=== Exercise instructions ===
Gather all lines in the data that hold the string "What".

=== Source data ===

..............................

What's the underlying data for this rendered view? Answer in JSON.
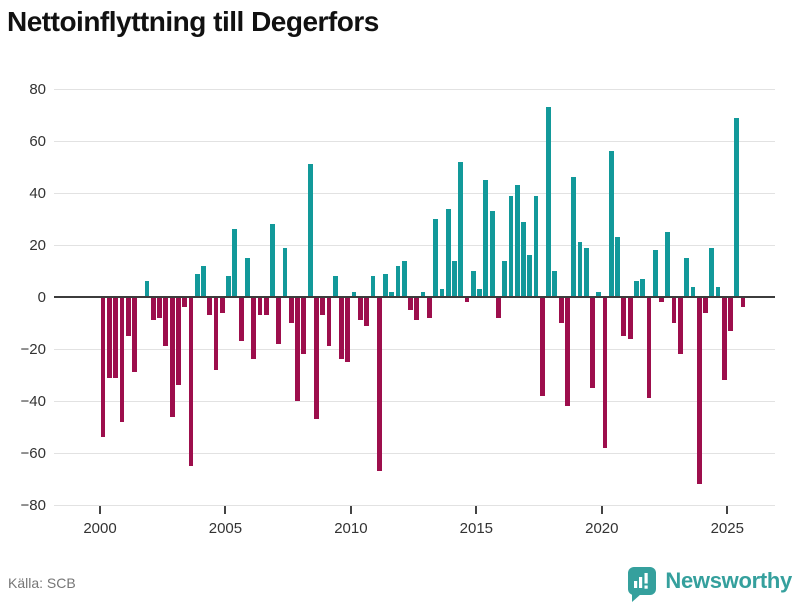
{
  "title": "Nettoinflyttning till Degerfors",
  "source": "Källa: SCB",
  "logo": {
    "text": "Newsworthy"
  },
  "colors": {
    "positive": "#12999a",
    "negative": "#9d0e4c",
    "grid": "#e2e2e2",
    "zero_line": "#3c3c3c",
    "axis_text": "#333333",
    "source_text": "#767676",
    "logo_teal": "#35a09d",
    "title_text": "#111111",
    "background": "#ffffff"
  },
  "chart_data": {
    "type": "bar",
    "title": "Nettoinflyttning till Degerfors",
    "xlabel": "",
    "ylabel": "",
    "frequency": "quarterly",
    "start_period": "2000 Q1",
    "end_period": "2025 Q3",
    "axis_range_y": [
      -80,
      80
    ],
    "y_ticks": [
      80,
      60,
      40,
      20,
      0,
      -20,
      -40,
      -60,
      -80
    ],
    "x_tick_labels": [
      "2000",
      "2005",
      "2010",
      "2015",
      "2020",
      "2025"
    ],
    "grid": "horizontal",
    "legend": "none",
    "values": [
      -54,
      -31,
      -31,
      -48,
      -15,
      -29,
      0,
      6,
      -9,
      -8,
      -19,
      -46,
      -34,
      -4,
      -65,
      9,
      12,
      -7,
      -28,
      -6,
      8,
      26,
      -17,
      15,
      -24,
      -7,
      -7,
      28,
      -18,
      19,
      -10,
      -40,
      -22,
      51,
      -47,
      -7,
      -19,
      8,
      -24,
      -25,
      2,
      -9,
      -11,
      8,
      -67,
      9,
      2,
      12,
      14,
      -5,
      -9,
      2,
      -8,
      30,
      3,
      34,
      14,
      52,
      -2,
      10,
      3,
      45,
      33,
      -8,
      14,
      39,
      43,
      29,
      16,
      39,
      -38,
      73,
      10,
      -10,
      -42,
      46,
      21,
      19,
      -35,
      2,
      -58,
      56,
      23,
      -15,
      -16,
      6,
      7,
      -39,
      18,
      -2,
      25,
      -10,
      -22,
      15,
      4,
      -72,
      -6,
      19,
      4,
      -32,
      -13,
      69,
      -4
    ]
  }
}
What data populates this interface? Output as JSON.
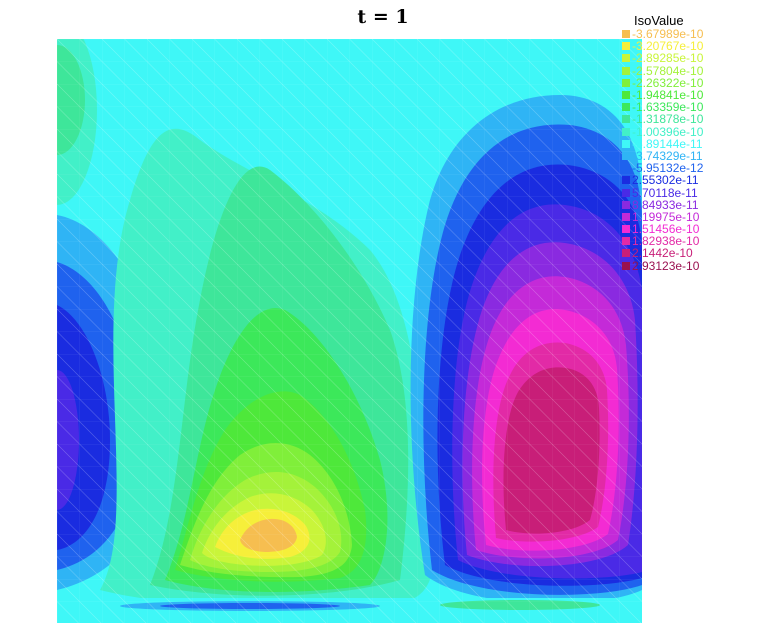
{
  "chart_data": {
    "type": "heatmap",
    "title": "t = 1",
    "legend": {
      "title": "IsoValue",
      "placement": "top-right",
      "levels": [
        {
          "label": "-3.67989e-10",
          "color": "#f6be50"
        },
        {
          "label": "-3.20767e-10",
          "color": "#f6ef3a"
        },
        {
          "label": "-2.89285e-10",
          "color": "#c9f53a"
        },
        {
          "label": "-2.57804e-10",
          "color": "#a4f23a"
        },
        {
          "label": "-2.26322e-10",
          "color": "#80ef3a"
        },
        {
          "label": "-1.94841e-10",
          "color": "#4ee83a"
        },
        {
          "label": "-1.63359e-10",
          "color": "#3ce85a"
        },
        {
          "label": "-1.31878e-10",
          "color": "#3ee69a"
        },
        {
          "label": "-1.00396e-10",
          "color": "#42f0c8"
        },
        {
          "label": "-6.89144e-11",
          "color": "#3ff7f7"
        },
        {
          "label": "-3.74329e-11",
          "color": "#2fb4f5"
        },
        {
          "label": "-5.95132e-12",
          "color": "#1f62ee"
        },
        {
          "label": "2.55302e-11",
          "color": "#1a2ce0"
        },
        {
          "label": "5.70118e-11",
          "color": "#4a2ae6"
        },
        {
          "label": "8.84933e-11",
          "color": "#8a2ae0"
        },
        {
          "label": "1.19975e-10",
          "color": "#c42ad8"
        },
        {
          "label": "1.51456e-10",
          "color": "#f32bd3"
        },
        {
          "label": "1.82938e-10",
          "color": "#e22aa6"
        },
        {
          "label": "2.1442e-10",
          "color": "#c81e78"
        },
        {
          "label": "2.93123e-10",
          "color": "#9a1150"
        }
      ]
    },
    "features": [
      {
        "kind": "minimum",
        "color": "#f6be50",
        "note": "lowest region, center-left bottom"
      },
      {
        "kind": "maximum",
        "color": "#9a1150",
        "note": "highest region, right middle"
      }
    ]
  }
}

..............................

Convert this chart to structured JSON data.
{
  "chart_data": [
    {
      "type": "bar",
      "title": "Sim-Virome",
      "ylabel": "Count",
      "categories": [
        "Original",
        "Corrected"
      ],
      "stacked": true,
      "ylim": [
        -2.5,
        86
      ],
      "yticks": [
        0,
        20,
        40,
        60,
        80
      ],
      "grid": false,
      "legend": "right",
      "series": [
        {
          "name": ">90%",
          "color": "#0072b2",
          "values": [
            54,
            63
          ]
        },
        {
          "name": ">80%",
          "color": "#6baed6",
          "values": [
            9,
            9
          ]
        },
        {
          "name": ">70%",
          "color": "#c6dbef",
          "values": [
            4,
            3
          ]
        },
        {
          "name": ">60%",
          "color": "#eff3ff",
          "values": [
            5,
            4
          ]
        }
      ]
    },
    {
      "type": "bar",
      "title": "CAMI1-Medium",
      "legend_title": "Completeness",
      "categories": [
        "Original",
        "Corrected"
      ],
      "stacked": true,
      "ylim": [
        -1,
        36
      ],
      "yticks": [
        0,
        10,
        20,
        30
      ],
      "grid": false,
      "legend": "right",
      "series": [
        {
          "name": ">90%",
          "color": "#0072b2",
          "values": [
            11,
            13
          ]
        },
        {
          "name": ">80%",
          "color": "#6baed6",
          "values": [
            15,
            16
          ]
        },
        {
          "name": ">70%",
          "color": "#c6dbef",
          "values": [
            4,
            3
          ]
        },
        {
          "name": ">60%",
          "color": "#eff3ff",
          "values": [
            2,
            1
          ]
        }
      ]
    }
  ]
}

..............................

=== Answer below ===
What's the underlying data for this rendered view? Answer in JSON.
What data populates this interface? Output as JSON.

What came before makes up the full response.